## BEGIN

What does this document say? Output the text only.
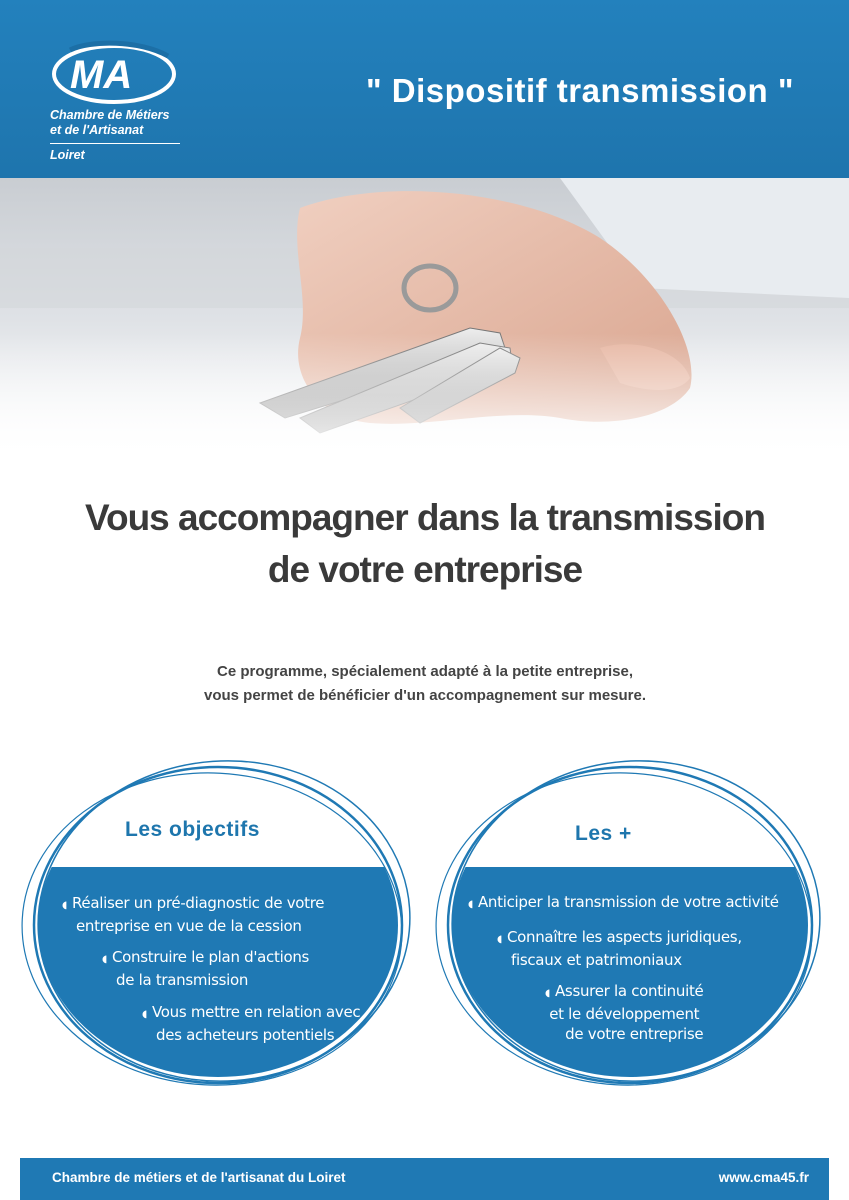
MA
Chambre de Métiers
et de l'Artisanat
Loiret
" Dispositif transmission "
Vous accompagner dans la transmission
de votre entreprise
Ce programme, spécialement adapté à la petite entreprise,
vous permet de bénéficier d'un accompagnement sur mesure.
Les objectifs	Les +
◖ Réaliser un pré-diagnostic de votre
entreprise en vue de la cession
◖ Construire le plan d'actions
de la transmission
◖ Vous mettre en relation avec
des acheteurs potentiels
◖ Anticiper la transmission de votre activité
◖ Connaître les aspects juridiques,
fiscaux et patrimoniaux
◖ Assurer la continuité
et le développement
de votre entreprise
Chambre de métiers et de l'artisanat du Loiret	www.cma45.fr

## END

* _Written request_:
The records shown above are to be repeated exactly, with the pictures left out.

* _Correct response_:
What does this document say? Output the text only.
MA
Chambre de Métiers
et de l'Artisanat
Loiret
" Dispositif transmission "
Vous accompagner dans la transmission
de votre entreprise
Ce programme, spécialement adapté à la petite entreprise,
vous permet de bénéficier d'un accompagnement sur mesure.
Les objectifs	Les +
◖ Réaliser un pré-diagnostic de votre
entreprise en vue de la cession
◖ Construire le plan d'actions
de la transmission
◖ Vous mettre en relation avec
des acheteurs potentiels
◖ Anticiper la transmission de votre activité
◖ Connaître les aspects juridiques,
fiscaux et patrimoniaux
◖ Assurer la continuité
et le développement
de votre entreprise
Chambre de métiers et de l'artisanat du Loiret	www.cma45.fr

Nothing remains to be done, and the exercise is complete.